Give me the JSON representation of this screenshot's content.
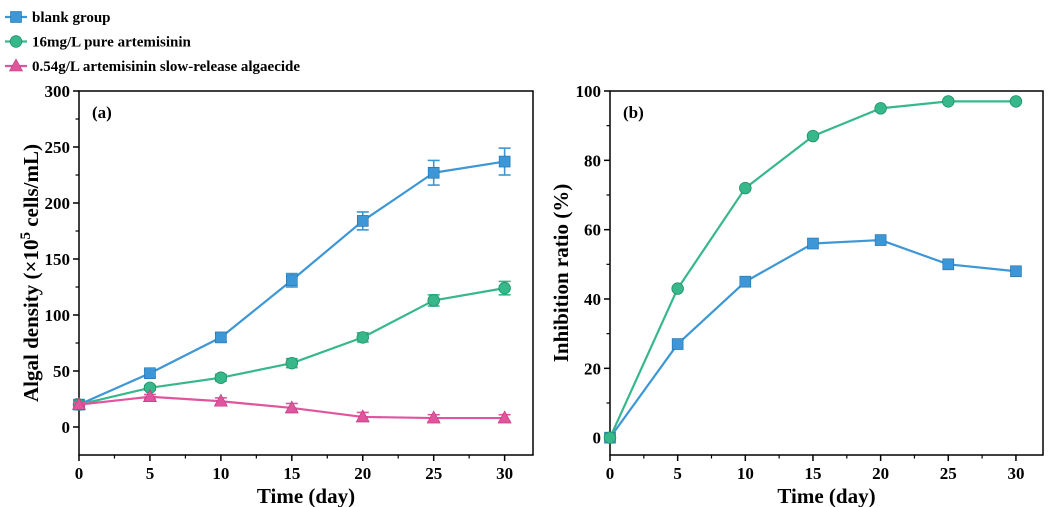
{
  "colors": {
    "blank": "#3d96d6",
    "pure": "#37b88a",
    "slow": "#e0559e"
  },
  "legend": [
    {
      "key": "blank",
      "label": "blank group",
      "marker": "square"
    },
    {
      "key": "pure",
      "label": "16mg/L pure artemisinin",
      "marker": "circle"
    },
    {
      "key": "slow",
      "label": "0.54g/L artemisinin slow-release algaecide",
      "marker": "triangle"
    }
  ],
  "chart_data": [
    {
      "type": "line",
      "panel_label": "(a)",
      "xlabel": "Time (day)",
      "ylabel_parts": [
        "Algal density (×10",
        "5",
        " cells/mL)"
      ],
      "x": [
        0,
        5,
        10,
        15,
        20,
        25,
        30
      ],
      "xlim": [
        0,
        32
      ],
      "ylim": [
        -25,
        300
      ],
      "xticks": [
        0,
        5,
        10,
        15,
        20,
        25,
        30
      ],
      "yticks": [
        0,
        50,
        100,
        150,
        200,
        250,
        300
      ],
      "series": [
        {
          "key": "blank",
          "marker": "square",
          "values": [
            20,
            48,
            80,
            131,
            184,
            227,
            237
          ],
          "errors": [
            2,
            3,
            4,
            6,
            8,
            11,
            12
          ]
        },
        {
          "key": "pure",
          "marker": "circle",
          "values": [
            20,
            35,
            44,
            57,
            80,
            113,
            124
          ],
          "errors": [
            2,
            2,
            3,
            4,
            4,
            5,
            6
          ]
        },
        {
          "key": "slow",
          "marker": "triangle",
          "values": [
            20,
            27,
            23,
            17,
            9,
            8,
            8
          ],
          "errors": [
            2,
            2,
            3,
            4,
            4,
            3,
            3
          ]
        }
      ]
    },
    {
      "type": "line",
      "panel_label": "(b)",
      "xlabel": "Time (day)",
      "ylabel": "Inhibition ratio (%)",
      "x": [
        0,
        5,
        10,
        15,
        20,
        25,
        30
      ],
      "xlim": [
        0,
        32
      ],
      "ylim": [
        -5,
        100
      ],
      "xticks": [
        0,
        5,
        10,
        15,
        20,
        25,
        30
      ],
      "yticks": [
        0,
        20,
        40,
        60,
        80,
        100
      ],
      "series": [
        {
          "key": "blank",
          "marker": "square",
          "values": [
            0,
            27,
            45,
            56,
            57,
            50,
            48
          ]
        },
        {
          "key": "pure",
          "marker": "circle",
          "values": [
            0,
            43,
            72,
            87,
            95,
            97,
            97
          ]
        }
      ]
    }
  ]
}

○ ○ ○ ○ ○ ○ ○

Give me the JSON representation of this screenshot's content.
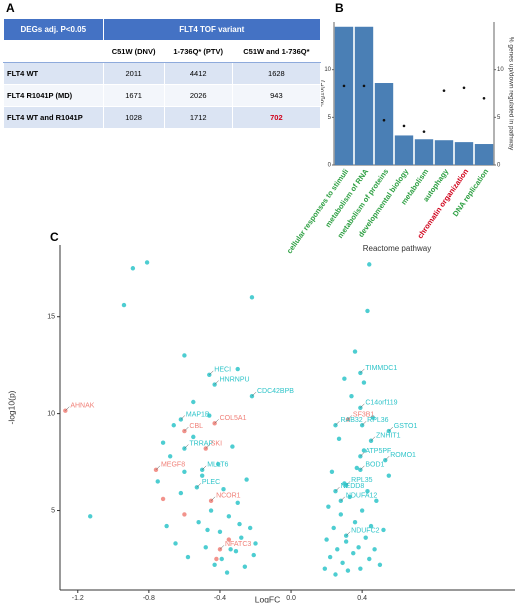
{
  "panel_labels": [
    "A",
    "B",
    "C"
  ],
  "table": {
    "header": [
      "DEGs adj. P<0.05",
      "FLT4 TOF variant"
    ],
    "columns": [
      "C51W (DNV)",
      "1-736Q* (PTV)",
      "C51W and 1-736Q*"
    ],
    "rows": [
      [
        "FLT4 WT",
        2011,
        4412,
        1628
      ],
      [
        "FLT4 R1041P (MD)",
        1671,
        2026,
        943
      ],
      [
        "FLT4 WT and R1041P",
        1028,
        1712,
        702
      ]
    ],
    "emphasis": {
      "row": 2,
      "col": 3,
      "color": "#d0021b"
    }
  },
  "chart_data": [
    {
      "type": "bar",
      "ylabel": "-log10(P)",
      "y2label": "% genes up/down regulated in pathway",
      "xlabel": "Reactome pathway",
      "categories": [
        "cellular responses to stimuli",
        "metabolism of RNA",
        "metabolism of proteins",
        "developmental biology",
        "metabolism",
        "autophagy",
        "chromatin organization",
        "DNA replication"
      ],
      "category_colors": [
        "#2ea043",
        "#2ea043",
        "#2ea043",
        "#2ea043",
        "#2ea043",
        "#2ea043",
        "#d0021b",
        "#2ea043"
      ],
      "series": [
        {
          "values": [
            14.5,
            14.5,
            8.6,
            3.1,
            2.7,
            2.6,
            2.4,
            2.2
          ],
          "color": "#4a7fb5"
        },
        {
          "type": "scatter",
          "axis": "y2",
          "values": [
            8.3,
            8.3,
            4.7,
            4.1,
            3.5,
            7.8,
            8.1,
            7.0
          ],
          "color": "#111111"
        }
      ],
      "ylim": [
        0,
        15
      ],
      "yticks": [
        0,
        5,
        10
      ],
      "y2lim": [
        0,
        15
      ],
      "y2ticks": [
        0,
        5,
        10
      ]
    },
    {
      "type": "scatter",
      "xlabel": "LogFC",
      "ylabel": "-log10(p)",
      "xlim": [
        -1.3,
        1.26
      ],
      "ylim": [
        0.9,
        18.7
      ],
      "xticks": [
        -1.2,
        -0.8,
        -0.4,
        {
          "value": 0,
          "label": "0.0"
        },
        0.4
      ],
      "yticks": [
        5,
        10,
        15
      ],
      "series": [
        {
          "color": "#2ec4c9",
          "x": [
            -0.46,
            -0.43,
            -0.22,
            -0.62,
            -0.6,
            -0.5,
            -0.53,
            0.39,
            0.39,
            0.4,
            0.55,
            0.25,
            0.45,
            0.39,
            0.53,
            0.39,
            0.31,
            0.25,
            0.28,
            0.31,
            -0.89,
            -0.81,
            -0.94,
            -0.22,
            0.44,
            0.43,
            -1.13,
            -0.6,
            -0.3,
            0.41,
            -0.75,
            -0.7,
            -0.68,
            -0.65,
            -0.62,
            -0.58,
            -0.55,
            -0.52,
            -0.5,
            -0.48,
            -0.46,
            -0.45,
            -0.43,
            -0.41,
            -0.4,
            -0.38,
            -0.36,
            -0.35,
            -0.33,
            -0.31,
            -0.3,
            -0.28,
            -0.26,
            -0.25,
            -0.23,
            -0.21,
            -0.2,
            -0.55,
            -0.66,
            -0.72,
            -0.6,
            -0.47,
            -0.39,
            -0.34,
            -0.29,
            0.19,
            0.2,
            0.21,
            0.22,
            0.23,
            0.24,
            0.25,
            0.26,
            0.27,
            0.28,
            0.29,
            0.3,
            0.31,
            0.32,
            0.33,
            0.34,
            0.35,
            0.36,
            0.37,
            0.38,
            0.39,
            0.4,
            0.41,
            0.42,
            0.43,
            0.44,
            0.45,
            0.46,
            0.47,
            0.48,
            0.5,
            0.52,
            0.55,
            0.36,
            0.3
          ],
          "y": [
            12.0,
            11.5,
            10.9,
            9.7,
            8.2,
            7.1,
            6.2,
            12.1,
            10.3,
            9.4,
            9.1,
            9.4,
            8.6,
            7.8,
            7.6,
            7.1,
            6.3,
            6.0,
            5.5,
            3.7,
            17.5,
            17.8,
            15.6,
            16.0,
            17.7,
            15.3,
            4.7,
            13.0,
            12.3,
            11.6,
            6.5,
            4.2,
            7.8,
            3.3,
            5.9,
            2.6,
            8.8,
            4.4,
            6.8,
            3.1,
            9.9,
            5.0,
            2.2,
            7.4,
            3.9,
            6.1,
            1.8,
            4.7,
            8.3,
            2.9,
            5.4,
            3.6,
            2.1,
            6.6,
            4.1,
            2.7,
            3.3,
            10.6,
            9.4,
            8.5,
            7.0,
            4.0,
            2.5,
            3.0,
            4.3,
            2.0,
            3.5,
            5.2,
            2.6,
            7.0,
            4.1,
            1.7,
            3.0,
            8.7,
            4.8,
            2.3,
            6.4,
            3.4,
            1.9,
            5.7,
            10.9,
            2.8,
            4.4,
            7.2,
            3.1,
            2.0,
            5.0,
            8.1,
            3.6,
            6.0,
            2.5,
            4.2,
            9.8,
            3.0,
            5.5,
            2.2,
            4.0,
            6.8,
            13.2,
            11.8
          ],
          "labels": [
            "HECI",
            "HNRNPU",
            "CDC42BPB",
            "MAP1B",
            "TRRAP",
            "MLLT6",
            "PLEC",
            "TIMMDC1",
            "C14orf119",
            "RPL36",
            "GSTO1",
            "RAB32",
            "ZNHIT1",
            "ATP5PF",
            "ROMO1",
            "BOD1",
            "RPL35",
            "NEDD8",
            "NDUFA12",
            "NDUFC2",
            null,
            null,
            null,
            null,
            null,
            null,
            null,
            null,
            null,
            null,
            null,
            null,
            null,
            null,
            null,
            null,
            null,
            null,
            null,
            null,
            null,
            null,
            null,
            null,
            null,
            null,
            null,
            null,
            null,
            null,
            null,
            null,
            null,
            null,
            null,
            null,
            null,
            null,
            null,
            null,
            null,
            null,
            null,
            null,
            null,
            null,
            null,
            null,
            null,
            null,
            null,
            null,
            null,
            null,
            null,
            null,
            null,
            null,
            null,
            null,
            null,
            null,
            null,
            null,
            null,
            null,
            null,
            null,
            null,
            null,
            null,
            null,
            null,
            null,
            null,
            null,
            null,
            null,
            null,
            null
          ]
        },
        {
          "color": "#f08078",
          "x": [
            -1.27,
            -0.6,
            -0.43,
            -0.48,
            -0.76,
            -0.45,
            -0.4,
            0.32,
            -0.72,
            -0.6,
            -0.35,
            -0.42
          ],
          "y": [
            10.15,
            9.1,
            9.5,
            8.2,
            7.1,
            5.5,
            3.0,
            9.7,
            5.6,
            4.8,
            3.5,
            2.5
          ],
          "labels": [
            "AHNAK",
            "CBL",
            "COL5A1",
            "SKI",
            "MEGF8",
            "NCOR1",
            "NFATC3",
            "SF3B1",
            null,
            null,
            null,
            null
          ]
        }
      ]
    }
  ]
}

○ ○ ○ ○ ○ ○ ○

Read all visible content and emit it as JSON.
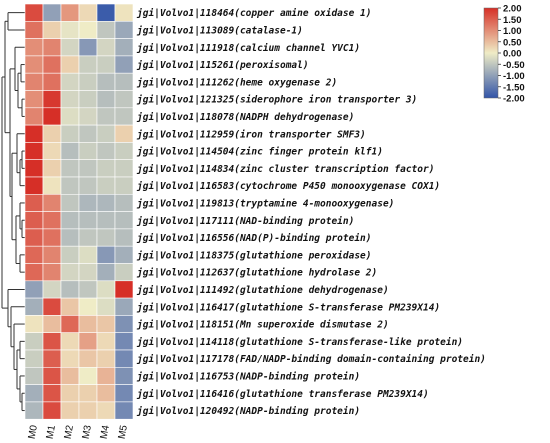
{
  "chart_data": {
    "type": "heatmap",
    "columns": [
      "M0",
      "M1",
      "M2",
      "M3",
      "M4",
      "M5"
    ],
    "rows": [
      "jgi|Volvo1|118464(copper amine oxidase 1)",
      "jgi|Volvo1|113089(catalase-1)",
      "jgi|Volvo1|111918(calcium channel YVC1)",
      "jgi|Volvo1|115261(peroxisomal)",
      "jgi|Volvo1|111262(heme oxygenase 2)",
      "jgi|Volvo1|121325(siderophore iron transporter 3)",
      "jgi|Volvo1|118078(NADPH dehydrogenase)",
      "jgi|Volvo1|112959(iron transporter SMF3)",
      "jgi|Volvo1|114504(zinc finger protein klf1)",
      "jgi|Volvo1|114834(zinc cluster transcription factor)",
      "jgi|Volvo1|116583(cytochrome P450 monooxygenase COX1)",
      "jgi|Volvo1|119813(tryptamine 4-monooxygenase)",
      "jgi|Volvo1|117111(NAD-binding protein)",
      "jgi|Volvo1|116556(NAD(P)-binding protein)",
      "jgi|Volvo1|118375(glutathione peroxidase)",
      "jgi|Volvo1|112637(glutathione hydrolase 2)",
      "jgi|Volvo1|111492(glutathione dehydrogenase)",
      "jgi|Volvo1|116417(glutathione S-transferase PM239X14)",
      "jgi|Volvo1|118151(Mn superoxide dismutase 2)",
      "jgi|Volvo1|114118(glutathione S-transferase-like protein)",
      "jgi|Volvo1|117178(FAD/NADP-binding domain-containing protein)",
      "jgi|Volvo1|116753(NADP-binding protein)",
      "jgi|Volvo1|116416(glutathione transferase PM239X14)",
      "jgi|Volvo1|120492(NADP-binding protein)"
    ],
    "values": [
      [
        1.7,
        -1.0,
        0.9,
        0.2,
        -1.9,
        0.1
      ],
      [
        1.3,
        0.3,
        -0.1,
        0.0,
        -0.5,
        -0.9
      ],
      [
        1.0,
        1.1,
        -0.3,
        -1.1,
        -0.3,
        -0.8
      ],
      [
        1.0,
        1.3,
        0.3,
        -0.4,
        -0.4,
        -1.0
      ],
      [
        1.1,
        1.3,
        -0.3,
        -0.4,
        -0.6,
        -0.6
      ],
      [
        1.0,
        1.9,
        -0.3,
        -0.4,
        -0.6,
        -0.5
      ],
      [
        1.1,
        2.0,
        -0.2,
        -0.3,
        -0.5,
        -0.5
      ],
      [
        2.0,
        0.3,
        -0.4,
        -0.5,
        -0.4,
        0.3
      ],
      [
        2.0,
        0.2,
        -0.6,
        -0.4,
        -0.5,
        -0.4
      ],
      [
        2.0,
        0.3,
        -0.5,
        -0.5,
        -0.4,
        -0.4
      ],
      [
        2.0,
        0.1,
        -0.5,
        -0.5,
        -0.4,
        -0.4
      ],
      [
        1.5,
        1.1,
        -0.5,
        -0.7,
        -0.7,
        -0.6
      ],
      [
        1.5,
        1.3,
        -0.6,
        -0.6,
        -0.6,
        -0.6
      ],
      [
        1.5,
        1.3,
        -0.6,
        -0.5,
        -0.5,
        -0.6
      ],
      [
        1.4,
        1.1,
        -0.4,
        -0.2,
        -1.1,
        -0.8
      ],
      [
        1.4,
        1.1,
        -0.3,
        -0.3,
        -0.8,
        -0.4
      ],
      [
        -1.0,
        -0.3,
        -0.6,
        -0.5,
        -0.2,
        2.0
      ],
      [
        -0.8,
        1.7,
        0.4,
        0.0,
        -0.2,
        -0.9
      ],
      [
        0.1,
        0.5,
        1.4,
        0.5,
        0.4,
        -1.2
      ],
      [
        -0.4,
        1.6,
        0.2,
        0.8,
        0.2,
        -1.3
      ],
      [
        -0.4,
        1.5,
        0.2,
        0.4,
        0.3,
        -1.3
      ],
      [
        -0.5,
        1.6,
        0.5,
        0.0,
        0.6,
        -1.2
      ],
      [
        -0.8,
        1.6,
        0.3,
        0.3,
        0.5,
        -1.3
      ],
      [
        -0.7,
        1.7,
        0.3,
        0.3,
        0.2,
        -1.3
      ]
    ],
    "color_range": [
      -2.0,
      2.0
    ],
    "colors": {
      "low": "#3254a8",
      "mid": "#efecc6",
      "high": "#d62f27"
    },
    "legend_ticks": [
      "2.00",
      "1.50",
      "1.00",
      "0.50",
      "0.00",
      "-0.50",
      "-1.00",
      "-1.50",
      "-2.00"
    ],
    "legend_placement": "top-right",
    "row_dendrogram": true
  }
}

○ ○ ○ ○ ○ ○ ○

Prompt: The result should be every line that contains "dehydrogenase", copied from the entries.

Answer to this task:
      "jgi|Volvo1|118078(NADPH dehydrogenase)",
      "jgi|Volvo1|111492(glutathione dehydrogenase)",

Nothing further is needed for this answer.